- Aim of the task
Copy out each line of the material below that holds the string "obras".

- Records to process
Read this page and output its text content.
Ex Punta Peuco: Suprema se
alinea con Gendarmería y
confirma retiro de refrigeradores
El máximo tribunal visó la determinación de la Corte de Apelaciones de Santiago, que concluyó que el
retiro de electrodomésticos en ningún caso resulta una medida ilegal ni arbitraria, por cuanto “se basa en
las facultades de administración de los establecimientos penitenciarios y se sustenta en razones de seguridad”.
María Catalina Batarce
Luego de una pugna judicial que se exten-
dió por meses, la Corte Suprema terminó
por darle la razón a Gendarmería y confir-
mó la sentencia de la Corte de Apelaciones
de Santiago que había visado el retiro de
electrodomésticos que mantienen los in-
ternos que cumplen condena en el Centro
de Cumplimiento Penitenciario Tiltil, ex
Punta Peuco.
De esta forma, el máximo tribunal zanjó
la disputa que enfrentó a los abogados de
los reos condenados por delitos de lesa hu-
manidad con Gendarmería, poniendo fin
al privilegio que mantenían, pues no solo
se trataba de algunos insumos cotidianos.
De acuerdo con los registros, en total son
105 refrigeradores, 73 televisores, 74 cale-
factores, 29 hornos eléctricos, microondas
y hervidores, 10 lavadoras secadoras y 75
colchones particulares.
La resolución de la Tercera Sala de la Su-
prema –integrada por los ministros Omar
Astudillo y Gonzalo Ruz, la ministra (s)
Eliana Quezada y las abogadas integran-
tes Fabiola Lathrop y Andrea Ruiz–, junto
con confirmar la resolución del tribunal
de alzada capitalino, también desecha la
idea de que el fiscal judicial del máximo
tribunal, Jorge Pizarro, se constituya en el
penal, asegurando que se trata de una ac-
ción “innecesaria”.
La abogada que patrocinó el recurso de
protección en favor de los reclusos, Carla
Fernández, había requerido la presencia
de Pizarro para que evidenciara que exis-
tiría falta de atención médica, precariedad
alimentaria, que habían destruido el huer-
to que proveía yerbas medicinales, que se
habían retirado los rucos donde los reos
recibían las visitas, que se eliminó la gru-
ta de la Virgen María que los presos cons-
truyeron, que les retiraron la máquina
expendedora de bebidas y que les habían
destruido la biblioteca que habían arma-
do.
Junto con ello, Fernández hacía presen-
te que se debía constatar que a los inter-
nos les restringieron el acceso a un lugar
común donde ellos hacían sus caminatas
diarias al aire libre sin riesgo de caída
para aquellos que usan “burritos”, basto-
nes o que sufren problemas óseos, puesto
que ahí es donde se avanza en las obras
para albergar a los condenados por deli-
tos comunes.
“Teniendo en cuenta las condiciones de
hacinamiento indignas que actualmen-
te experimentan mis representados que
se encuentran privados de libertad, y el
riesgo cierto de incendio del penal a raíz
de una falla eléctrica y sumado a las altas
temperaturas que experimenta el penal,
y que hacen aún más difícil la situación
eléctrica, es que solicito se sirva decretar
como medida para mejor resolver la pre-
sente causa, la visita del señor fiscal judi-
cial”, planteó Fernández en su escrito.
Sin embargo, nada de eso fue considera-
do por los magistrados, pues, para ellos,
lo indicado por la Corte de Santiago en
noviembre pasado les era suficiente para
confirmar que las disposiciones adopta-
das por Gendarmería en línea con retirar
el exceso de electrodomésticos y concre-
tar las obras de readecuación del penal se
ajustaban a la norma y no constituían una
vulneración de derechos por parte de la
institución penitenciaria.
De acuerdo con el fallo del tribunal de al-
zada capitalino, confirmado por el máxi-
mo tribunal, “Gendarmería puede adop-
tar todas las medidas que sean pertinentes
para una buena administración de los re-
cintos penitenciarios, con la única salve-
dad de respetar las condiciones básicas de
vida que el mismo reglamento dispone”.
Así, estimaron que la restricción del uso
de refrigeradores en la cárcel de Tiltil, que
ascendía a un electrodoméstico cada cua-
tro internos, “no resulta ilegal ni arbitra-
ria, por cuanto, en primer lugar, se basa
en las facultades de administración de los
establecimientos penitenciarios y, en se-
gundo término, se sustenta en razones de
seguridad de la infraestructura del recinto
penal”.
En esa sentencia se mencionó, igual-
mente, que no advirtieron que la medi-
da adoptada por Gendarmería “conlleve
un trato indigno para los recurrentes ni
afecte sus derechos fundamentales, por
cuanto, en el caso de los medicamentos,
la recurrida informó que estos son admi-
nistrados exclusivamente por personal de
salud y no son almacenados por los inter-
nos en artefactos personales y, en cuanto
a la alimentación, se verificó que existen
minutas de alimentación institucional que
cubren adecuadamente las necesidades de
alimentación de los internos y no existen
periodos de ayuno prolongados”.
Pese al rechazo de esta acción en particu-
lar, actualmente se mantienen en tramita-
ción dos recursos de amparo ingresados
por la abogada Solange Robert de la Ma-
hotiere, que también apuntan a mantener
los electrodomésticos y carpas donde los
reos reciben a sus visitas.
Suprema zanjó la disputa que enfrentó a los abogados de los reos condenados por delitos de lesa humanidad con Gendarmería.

- Solution for this task
que ahí es donde se avanza en las obras
tar las obras de readecuación del penal se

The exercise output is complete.